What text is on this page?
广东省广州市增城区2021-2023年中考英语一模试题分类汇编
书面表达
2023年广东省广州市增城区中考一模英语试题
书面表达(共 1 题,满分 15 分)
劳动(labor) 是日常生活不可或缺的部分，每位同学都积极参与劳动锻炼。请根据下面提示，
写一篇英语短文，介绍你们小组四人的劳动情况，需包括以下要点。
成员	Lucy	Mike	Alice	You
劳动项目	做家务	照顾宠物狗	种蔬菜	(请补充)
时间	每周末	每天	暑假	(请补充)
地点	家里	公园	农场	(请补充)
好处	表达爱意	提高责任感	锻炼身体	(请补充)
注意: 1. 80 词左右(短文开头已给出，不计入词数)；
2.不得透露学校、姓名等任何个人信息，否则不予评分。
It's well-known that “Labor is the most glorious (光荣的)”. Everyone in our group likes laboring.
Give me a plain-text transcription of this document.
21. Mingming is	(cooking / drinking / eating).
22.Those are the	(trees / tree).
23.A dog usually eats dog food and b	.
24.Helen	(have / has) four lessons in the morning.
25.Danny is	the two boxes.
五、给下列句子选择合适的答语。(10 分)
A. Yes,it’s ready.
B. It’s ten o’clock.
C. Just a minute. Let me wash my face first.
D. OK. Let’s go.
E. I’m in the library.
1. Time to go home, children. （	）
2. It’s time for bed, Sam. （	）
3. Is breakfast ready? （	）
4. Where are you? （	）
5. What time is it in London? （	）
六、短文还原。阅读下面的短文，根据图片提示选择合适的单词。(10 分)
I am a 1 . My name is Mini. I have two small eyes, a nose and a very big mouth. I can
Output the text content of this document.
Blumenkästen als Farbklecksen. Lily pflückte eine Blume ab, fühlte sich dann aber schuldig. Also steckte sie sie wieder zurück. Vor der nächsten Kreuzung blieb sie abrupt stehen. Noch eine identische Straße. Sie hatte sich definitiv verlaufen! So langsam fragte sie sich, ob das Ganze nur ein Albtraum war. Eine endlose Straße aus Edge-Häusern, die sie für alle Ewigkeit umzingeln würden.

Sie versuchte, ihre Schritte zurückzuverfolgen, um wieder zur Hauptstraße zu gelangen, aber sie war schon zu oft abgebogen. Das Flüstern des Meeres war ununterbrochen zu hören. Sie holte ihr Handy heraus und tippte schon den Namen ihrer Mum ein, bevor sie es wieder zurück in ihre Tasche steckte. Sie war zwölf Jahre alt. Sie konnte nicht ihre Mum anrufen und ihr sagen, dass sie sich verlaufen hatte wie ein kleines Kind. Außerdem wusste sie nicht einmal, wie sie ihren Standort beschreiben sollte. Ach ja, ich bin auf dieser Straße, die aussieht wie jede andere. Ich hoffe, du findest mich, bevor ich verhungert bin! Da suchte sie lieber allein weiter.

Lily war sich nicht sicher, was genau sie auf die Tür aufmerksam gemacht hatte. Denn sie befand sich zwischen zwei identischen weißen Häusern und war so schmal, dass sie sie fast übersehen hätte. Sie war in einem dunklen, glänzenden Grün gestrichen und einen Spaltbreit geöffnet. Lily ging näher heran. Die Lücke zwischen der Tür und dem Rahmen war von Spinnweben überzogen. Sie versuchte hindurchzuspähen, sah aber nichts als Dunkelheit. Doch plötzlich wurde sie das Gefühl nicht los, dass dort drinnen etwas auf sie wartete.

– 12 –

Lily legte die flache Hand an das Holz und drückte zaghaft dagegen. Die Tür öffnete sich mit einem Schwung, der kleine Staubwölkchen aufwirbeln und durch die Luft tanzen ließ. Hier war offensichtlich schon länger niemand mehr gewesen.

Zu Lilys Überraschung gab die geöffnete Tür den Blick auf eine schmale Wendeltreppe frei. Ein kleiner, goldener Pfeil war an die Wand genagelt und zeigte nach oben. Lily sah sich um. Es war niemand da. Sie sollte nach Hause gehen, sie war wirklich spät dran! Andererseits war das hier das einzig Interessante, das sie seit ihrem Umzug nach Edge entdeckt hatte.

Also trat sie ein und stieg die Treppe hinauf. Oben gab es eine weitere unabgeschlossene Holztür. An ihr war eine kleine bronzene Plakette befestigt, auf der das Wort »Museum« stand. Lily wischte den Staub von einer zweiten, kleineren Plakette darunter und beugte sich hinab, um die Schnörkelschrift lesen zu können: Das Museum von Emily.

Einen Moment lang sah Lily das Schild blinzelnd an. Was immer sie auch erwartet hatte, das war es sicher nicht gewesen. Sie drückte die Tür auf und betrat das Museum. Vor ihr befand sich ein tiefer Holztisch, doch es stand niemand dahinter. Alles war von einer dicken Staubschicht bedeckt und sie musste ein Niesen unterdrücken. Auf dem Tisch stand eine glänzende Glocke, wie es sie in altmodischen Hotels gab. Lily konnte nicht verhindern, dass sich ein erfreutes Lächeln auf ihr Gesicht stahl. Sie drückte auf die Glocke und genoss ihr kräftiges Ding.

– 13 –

= = = =

[What is required] Only the number is wanted: how many lines of these entries contain the string "gewesen"?

[Final result] 2